• The records:
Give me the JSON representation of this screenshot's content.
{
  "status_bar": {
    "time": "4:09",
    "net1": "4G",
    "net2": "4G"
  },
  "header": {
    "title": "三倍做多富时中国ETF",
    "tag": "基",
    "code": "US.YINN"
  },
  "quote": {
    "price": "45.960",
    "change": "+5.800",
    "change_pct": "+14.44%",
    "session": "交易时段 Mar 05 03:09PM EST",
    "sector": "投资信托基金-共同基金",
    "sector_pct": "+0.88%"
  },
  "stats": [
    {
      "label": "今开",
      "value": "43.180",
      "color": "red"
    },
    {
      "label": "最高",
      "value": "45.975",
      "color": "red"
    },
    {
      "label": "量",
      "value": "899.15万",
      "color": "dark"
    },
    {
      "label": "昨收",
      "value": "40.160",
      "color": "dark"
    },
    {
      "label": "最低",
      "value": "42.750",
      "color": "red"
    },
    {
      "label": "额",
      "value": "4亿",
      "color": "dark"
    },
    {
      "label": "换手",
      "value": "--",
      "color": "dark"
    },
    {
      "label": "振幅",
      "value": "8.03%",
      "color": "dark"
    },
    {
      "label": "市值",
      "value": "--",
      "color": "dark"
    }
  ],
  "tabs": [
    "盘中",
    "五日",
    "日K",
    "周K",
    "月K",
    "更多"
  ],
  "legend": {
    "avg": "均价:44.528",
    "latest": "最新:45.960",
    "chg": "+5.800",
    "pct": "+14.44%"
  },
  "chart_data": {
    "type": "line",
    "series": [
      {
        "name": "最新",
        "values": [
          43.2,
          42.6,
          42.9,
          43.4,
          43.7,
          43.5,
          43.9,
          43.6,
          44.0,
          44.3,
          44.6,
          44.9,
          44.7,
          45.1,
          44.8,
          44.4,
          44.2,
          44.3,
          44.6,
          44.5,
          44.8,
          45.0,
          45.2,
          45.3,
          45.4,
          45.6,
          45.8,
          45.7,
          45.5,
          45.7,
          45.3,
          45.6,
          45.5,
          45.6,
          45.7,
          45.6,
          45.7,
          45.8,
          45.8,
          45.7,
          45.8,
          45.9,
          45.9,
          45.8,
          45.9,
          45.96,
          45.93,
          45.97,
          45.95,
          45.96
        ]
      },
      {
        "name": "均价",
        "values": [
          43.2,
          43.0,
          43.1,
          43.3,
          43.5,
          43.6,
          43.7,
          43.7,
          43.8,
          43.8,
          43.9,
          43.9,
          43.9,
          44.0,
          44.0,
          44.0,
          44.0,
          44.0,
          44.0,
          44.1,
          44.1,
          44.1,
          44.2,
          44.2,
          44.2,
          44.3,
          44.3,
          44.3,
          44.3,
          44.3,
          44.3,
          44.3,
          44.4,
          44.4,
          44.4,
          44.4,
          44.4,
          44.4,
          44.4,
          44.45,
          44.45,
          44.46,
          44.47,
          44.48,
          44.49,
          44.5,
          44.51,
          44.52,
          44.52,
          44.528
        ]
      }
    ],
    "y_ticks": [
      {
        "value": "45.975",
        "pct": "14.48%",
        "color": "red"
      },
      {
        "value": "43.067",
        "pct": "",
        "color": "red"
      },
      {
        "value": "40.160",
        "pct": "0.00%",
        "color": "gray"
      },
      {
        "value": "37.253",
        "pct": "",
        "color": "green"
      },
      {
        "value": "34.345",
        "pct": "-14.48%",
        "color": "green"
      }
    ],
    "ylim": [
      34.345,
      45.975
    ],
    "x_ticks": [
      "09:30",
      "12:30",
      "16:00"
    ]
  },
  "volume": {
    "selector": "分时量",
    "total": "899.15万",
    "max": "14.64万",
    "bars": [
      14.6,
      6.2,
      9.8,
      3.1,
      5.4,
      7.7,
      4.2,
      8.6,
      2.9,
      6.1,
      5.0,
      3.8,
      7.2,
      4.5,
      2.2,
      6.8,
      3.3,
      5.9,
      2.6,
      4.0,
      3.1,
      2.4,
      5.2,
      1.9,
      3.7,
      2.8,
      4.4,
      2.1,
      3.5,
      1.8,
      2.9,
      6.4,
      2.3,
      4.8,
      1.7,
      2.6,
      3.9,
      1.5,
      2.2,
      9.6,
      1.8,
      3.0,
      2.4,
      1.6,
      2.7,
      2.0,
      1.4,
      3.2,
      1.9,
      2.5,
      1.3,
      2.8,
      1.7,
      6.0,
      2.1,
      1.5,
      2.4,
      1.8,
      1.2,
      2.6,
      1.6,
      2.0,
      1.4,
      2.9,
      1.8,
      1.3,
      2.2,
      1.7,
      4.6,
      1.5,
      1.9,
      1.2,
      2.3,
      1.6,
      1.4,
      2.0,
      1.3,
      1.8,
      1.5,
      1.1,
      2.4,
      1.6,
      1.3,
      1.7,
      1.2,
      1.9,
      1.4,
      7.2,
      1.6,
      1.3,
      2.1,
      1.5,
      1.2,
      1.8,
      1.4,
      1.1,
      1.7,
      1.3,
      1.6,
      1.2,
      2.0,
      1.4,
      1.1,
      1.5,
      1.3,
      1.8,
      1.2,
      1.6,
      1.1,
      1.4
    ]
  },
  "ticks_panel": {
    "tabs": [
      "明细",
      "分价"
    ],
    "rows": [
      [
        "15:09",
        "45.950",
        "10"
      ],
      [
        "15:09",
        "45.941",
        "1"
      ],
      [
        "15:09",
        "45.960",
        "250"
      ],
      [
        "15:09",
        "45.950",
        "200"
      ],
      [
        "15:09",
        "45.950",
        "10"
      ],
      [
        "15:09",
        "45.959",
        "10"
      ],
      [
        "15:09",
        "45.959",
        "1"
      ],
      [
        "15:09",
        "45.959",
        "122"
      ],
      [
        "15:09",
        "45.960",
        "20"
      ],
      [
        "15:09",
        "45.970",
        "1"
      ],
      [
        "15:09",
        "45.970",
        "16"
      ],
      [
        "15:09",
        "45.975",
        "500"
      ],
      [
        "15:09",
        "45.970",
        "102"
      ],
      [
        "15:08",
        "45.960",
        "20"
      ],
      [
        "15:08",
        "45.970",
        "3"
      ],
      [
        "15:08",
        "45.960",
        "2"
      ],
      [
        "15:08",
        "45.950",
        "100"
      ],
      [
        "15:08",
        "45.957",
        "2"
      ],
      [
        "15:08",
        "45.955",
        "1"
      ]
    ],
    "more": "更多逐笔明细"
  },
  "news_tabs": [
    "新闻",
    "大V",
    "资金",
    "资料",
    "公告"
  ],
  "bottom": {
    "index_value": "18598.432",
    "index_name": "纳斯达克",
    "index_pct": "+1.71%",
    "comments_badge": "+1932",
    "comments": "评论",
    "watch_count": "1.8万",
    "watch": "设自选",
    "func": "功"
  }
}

• Written problem: Transcribe the data above in full, exactly.

• Finished exercise:
Give me the JSON representation of this screenshot's content.
{
  "status_bar": {
    "time": "4:09",
    "net1": "4G",
    "net2": "4G"
  },
  "header": {
    "title": "三倍做多富时中国ETF",
    "tag": "基",
    "code": "US.YINN"
  },
  "quote": {
    "price": "45.960",
    "change": "+5.800",
    "change_pct": "+14.44%",
    "session": "交易时段 Mar 05 03:09PM EST",
    "sector": "投资信托基金-共同基金",
    "sector_pct": "+0.88%"
  },
  "stats": [
    {
      "label": "今开",
      "value": "43.180",
      "color": "red"
    },
    {
      "label": "最高",
      "value": "45.975",
      "color": "red"
    },
    {
      "label": "量",
      "value": "899.15万",
      "color": "dark"
    },
    {
      "label": "昨收",
      "value": "40.160",
      "color": "dark"
    },
    {
      "label": "最低",
      "value": "42.750",
      "color": "red"
    },
    {
      "label": "额",
      "value": "4亿",
      "color": "dark"
    },
    {
      "label": "换手",
      "value": "--",
      "color": "dark"
    },
    {
      "label": "振幅",
      "value": "8.03%",
      "color": "dark"
    },
    {
      "label": "市值",
      "value": "--",
      "color": "dark"
    }
  ],
  "tabs": [
    "盘中",
    "五日",
    "日K",
    "周K",
    "月K",
    "更多"
  ],
  "legend": {
    "avg": "均价:44.528",
    "latest": "最新:45.960",
    "chg": "+5.800",
    "pct": "+14.44%"
  },
  "chart_data": {
    "type": "line",
    "series": [
      {
        "name": "最新",
        "values": [
          43.2,
          42.6,
          42.9,
          43.4,
          43.7,
          43.5,
          43.9,
          43.6,
          44.0,
          44.3,
          44.6,
          44.9,
          44.7,
          45.1,
          44.8,
          44.4,
          44.2,
          44.3,
          44.6,
          44.5,
          44.8,
          45.0,
          45.2,
          45.3,
          45.4,
          45.6,
          45.8,
          45.7,
          45.5,
          45.7,
          45.3,
          45.6,
          45.5,
          45.6,
          45.7,
          45.6,
          45.7,
          45.8,
          45.8,
          45.7,
          45.8,
          45.9,
          45.9,
          45.8,
          45.9,
          45.96,
          45.93,
          45.97,
          45.95,
          45.96
        ]
      },
      {
        "name": "均价",
        "values": [
          43.2,
          43.0,
          43.1,
          43.3,
          43.5,
          43.6,
          43.7,
          43.7,
          43.8,
          43.8,
          43.9,
          43.9,
          43.9,
          44.0,
          44.0,
          44.0,
          44.0,
          44.0,
          44.0,
          44.1,
          44.1,
          44.1,
          44.2,
          44.2,
          44.2,
          44.3,
          44.3,
          44.3,
          44.3,
          44.3,
          44.3,
          44.3,
          44.4,
          44.4,
          44.4,
          44.4,
          44.4,
          44.4,
          44.4,
          44.45,
          44.45,
          44.46,
          44.47,
          44.48,
          44.49,
          44.5,
          44.51,
          44.52,
          44.52,
          44.528
        ]
      }
    ],
    "y_ticks": [
      {
        "value": "45.975",
        "pct": "14.48%",
        "color": "red"
      },
      {
        "value": "43.067",
        "pct": "",
        "color": "red"
      },
      {
        "value": "40.160",
        "pct": "0.00%",
        "color": "gray"
      },
      {
        "value": "37.253",
        "pct": "",
        "color": "green"
      },
      {
        "value": "34.345",
        "pct": "-14.48%",
        "color": "green"
      }
    ],
    "ylim": [
      34.345,
      45.975
    ],
    "x_ticks": [
      "09:30",
      "12:30",
      "16:00"
    ]
  },
  "volume": {
    "selector": "分时量",
    "total": "899.15万",
    "max": "14.64万",
    "bars": [
      14.6,
      6.2,
      9.8,
      3.1,
      5.4,
      7.7,
      4.2,
      8.6,
      2.9,
      6.1,
      5.0,
      3.8,
      7.2,
      4.5,
      2.2,
      6.8,
      3.3,
      5.9,
      2.6,
      4.0,
      3.1,
      2.4,
      5.2,
      1.9,
      3.7,
      2.8,
      4.4,
      2.1,
      3.5,
      1.8,
      2.9,
      6.4,
      2.3,
      4.8,
      1.7,
      2.6,
      3.9,
      1.5,
      2.2,
      9.6,
      1.8,
      3.0,
      2.4,
      1.6,
      2.7,
      2.0,
      1.4,
      3.2,
      1.9,
      2.5,
      1.3,
      2.8,
      1.7,
      6.0,
      2.1,
      1.5,
      2.4,
      1.8,
      1.2,
      2.6,
      1.6,
      2.0,
      1.4,
      2.9,
      1.8,
      1.3,
      2.2,
      1.7,
      4.6,
      1.5,
      1.9,
      1.2,
      2.3,
      1.6,
      1.4,
      2.0,
      1.3,
      1.8,
      1.5,
      1.1,
      2.4,
      1.6,
      1.3,
      1.7,
      1.2,
      1.9,
      1.4,
      7.2,
      1.6,
      1.3,
      2.1,
      1.5,
      1.2,
      1.8,
      1.4,
      1.1,
      1.7,
      1.3,
      1.6,
      1.2,
      2.0,
      1.4,
      1.1,
      1.5,
      1.3,
      1.8,
      1.2,
      1.6,
      1.1,
      1.4
    ]
  },
  "ticks_panel": {
    "tabs": [
      "明细",
      "分价"
    ],
    "rows": [
      [
        "15:09",
        "45.950",
        "10"
      ],
      [
        "15:09",
        "45.941",
        "1"
      ],
      [
        "15:09",
        "45.960",
        "250"
      ],
      [
        "15:09",
        "45.950",
        "200"
      ],
      [
        "15:09",
        "45.950",
        "10"
      ],
      [
        "15:09",
        "45.959",
        "10"
      ],
      [
        "15:09",
        "45.959",
        "1"
      ],
      [
        "15:09",
        "45.959",
        "122"
      ],
      [
        "15:09",
        "45.960",
        "20"
      ],
      [
        "15:09",
        "45.970",
        "1"
      ],
      [
        "15:09",
        "45.970",
        "16"
      ],
      [
        "15:09",
        "45.975",
        "500"
      ],
      [
        "15:09",
        "45.970",
        "102"
      ],
      [
        "15:08",
        "45.960",
        "20"
      ],
      [
        "15:08",
        "45.970",
        "3"
      ],
      [
        "15:08",
        "45.960",
        "2"
      ],
      [
        "15:08",
        "45.950",
        "100"
      ],
      [
        "15:08",
        "45.957",
        "2"
      ],
      [
        "15:08",
        "45.955",
        "1"
      ]
    ],
    "more": "更多逐笔明细"
  },
  "news_tabs": [
    "新闻",
    "大V",
    "资金",
    "资料",
    "公告"
  ],
  "bottom": {
    "index_value": "18598.432",
    "index_name": "纳斯达克",
    "index_pct": "+1.71%",
    "comments_badge": "+1932",
    "comments": "评论",
    "watch_count": "1.8万",
    "watch": "设自选",
    "func": "功"
  }
}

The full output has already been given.